# [What to produce]
Extend the notebook code on mining frequent actor itemsets from films, starting right after its final print statement.

# [Provided text]
Finally, display the 10 frequent itemsets with the highest support.

In [None]:
########### DO NOT MODIFY THIS CODE ###########
max_year = 1960
min_films = 5
df = pd.read_csv("/content/drive/MyDrive/Colab Notebooks/cpsc-4300-6300/data/actorfilms.csv")
df = df[df['Year']<=max_year]

# filter rows for actors who have acted in less than 3 films
df = df.groupby('Actor').filter(lambda x: len(x) >= min_films).reset_index(drop=True)
df.head(20)

df = df[['Actor', 'Film']].groupby('Film').agg(lambda x: list(x))
records = df['Actor'].values.tolist()
te = TransactionEncoder()
onehot = te.fit_transform(records)
onehot = pd.DataFrame(onehot, columns = te.columns_)
print(f'The dataset has {onehot.shape[0]} records and {onehot.shape[1]} columns')
print('Each row represents a film and each column an actor')

# [Data shown]
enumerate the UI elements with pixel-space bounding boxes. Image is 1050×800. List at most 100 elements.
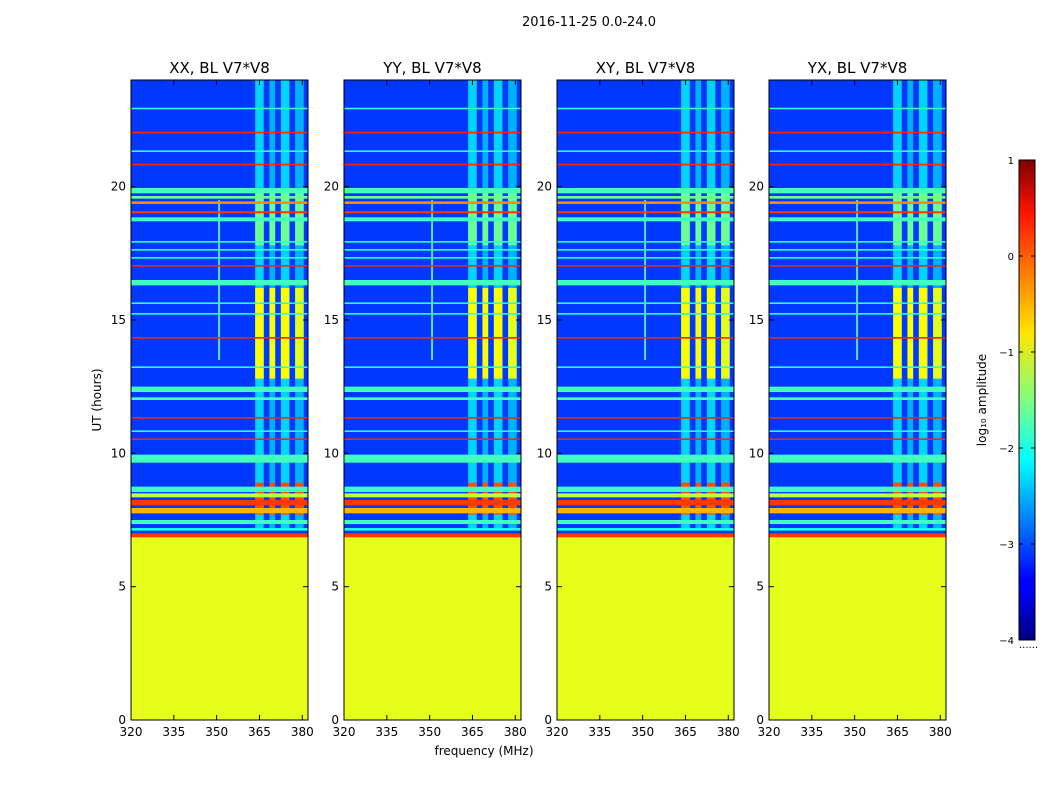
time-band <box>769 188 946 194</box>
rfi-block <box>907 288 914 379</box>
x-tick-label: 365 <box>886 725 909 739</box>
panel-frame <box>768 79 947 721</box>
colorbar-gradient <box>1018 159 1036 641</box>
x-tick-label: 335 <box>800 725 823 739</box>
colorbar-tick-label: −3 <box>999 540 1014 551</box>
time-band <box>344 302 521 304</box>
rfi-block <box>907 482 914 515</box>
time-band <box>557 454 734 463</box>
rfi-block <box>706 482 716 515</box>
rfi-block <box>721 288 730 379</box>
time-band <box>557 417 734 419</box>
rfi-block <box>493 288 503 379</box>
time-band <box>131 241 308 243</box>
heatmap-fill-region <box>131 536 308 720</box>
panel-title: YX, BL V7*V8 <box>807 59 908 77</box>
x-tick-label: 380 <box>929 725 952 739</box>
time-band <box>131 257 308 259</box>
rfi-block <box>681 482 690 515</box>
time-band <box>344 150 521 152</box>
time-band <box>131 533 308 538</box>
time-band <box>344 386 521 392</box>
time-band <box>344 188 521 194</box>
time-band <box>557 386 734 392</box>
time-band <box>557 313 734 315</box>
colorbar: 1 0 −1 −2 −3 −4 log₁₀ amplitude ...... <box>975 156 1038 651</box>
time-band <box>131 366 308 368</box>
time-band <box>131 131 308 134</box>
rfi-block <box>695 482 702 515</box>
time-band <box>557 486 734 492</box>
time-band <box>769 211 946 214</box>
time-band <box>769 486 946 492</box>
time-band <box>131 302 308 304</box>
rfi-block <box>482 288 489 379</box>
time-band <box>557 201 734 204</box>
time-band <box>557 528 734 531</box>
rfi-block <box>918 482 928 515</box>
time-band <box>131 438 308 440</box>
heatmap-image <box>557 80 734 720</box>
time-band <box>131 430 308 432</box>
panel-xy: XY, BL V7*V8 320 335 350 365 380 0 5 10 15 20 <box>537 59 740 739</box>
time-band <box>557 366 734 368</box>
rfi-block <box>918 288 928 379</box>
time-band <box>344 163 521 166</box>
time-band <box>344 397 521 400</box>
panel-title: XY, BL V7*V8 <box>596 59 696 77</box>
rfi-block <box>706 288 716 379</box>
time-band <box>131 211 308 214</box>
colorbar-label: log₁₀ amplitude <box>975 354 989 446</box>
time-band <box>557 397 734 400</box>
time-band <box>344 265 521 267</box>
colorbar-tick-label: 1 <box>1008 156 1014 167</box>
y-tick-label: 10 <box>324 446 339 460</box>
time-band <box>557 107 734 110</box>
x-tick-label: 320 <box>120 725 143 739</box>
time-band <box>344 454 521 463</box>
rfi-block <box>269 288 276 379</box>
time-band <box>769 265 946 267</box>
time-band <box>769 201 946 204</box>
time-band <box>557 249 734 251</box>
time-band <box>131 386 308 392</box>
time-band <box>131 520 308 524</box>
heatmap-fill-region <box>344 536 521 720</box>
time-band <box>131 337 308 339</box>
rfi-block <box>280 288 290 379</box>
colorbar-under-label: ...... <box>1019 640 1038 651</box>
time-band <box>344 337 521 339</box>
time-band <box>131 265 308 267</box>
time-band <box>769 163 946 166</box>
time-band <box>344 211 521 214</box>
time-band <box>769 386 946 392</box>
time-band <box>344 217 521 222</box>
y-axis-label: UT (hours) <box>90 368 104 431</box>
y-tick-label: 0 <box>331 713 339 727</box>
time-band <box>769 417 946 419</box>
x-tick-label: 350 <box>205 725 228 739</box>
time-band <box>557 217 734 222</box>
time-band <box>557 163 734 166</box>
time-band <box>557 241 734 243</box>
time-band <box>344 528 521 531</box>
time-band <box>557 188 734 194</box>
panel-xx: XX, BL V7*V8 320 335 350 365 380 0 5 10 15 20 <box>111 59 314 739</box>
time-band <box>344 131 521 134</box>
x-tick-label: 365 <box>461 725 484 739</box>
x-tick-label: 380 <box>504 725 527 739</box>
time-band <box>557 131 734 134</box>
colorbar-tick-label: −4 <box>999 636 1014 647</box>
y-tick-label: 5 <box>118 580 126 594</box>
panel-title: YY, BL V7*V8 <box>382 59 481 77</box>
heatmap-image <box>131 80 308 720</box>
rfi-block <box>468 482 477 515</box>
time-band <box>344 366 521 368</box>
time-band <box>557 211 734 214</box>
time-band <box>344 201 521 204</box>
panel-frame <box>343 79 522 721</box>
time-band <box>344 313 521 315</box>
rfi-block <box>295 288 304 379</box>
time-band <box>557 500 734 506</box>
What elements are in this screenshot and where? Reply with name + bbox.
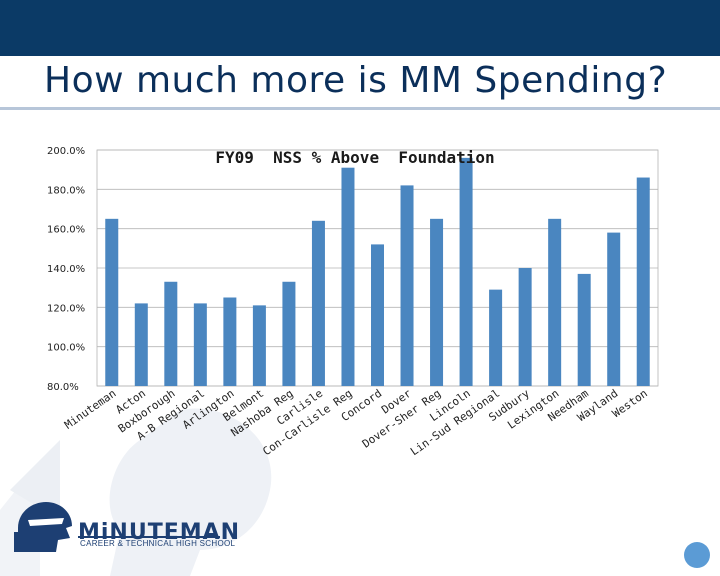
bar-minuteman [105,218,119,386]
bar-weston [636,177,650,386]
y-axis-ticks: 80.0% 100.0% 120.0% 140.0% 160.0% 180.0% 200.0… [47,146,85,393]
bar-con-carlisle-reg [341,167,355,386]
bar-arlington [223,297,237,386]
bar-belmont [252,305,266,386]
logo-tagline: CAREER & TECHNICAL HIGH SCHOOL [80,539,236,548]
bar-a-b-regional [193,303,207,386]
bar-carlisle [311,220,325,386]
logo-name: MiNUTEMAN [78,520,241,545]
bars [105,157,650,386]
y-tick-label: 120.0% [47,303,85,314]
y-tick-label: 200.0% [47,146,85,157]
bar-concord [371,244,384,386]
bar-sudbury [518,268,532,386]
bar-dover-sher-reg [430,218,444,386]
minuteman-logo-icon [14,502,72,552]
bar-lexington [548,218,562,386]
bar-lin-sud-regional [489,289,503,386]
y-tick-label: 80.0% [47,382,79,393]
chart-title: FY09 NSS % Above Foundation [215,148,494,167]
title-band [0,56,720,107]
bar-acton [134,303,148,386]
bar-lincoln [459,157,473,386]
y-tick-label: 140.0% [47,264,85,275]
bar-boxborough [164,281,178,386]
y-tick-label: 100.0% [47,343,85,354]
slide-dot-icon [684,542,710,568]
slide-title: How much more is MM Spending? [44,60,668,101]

# [Task response]
print(f'All films were released before {max_year} and all actors have acted in at least {min_films} films')

########### YOUR CODE HERE ###########
frequent_itemsets=None


# Exercise 5 (1 point)
In the code cell below, use the `association_rules` method from the `MLXtend` library to identify the association rules found when using the `frequent_itemsets` from the movie dataset in the previous exercise. Display the 5 rules with the highest `consequent support`.

In [None]:
########### YOUR CODE HERE ###########
rules=None

# Excercise 6 (1 point)
In the code cell below, create a `parallel_coordinates` plot of the `support`, `confidence`, and `lift` of the `rules` that were obtained in the previous exercise.

In [None]:
########### YOUR CODE HERE ###########

# Exercise 7 (1 point)
In the code cell below, print the rules from exercise 5 with `confidence>=0.99` and `lift>200` and sort them by `consequent support` in _ascending_ order.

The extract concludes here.